• **REQUIRED WORK**
Check each line of the material below, and copy it if it holds the string "marquage".

• **EXERCISE MATERIAL**
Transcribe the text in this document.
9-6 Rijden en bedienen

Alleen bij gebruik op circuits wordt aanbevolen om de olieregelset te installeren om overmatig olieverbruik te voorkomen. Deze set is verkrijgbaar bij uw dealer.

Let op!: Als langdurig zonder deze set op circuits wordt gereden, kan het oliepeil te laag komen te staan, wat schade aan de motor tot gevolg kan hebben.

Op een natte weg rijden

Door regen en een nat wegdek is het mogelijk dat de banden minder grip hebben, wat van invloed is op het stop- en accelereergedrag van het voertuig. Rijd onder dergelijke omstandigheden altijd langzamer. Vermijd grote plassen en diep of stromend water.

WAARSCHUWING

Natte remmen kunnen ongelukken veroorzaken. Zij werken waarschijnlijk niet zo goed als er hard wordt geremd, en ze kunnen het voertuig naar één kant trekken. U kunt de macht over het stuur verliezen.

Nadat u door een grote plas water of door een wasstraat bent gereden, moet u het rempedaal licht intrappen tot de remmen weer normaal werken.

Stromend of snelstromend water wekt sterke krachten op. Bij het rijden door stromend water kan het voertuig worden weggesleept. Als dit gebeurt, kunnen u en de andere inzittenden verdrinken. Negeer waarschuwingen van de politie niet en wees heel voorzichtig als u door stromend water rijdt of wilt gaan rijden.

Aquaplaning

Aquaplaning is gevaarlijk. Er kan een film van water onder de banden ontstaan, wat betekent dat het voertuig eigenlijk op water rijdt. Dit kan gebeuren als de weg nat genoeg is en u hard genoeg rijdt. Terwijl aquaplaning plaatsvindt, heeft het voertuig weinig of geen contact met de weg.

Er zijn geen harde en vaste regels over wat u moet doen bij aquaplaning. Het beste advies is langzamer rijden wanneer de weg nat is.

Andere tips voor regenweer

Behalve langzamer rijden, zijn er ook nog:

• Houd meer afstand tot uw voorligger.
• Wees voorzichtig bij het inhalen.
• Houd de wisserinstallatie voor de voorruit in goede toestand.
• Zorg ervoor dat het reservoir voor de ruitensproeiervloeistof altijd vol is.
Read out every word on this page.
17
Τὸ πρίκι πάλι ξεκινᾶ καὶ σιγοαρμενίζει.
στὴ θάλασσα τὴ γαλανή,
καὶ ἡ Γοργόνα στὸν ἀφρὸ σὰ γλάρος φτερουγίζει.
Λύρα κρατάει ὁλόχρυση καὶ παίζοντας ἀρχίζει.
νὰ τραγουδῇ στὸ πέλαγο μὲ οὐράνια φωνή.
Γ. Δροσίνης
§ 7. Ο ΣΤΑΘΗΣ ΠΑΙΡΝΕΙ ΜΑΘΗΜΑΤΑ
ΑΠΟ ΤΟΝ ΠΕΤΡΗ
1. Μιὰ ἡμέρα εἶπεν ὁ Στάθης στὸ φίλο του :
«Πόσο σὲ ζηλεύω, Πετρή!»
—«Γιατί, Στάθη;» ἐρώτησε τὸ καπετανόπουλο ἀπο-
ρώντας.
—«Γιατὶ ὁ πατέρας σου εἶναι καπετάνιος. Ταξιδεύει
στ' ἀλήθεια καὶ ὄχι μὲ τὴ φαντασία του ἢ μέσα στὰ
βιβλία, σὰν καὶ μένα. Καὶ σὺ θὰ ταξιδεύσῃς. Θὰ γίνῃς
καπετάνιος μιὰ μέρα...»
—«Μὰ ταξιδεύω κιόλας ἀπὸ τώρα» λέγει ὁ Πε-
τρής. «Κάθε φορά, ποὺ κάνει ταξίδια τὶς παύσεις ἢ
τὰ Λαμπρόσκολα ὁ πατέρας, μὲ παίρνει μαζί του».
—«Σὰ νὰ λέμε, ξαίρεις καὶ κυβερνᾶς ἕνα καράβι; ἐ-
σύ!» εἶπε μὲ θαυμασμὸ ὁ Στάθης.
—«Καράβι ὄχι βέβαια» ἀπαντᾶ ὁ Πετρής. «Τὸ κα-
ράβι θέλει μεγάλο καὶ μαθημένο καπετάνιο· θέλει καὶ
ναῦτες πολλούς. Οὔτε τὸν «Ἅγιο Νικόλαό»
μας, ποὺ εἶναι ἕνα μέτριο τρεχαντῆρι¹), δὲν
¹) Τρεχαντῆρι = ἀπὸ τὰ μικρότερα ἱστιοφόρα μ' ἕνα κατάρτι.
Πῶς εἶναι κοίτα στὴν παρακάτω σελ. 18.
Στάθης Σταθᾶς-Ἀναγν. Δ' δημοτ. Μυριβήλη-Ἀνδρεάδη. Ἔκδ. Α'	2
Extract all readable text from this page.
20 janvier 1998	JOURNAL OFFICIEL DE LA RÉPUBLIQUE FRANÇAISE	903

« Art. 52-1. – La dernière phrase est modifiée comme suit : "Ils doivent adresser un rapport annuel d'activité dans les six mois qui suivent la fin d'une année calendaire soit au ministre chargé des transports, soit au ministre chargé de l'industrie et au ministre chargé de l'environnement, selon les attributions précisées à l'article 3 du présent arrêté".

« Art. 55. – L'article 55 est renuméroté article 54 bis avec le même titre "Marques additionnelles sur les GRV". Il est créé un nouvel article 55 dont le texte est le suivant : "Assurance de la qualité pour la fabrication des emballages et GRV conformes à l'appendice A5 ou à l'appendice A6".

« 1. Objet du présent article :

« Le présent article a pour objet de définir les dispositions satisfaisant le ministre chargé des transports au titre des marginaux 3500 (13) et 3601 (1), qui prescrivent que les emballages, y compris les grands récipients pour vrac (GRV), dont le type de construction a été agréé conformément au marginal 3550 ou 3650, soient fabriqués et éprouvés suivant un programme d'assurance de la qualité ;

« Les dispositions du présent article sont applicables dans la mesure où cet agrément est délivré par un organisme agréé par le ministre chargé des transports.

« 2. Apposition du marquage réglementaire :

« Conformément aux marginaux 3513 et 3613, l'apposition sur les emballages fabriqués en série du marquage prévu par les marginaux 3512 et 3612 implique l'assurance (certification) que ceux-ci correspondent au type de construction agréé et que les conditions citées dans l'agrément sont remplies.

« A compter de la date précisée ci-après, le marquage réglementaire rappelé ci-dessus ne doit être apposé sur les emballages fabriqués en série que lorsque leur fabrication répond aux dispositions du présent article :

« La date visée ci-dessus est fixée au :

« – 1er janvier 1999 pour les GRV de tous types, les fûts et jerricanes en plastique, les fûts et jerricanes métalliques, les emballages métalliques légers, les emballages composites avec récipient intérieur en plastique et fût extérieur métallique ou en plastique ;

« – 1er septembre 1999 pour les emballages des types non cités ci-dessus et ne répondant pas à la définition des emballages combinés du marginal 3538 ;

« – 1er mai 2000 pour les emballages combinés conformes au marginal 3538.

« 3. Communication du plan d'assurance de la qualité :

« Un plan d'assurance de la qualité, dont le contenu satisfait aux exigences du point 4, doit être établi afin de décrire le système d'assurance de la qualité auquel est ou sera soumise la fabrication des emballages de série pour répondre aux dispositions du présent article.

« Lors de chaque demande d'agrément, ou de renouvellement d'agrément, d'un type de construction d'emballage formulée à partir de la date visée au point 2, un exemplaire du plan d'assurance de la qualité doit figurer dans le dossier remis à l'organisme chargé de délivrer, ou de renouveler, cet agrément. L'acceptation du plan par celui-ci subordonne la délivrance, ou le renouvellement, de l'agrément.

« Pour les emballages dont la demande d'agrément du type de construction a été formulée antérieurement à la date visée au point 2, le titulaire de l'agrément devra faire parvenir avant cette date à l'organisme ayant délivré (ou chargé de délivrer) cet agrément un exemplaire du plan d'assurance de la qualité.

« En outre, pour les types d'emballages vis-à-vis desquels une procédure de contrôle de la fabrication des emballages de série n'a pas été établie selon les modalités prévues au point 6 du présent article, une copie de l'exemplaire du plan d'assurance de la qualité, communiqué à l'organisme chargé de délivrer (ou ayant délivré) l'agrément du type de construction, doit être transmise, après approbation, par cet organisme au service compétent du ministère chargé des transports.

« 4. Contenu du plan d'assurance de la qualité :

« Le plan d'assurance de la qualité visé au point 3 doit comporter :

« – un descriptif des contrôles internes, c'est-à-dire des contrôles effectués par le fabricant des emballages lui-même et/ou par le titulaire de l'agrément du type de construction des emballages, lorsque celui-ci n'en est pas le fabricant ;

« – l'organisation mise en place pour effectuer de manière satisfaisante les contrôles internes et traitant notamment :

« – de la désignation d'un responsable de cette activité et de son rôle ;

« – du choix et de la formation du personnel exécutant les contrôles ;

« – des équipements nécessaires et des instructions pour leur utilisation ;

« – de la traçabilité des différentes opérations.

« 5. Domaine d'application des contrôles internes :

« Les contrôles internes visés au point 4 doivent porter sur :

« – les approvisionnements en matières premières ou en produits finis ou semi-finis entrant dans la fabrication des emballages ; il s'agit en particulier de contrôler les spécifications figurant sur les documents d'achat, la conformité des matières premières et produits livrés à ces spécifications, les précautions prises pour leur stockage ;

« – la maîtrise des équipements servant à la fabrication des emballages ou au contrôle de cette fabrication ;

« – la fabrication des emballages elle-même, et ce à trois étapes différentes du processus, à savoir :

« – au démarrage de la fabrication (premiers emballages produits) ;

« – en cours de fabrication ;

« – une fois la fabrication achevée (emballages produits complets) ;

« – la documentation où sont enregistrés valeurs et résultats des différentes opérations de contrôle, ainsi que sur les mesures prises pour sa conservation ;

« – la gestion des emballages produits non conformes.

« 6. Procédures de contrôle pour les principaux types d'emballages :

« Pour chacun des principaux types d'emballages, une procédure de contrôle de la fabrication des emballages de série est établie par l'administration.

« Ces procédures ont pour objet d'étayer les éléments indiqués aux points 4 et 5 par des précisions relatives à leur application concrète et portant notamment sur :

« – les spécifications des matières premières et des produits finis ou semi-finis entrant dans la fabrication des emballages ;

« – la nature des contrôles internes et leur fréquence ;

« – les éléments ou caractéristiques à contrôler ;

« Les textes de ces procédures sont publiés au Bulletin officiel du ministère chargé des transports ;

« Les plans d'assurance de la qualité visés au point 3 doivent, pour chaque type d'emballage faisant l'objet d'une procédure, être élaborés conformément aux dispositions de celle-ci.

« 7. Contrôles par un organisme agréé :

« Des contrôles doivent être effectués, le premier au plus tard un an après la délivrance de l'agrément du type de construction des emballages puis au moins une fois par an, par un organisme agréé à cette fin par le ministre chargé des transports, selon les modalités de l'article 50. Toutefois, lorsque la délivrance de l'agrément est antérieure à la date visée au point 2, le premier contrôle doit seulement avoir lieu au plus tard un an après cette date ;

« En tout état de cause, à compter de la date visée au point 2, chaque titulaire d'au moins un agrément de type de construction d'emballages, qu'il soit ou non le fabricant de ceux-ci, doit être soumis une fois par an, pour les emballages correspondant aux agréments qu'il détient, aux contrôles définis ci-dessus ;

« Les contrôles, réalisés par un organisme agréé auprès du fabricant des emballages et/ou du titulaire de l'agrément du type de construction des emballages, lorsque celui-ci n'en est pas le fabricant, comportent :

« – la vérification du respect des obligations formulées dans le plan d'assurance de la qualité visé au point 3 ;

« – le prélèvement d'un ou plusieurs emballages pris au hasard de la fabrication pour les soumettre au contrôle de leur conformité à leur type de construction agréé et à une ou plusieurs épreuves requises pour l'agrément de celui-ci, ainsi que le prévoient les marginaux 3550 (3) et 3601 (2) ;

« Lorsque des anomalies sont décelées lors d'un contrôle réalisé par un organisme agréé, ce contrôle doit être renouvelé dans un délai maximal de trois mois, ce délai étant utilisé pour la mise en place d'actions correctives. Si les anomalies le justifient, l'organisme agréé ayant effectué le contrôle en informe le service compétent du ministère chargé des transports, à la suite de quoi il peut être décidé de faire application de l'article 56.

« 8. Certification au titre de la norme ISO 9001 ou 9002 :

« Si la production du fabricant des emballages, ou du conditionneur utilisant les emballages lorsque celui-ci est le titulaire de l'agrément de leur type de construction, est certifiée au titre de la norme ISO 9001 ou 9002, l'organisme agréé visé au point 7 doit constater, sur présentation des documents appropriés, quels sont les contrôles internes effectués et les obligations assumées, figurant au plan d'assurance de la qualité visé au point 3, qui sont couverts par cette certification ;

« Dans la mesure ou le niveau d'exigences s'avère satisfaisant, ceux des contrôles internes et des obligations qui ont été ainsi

• **RESPONSE FOR THIS EXERCISE**
« 2. Apposition du marquage réglementaire :
« Conformément aux marginaux 3513 et 3613, l'apposition sur les emballages fabriqués en série du marquage prévu par les marginaux 3512 et 3612 implique l'assurance (certification) que ceux-ci correspondent au type de construction agréé et que les conditions citées dans l'agrément sont remplies.
« A compter de la date précisée ci-après, le marquage réglementaire rappelé ci-dessus ne doit être apposé sur les emballages fabriqués en série que lorsque leur fabrication répond aux dispositions du présent article :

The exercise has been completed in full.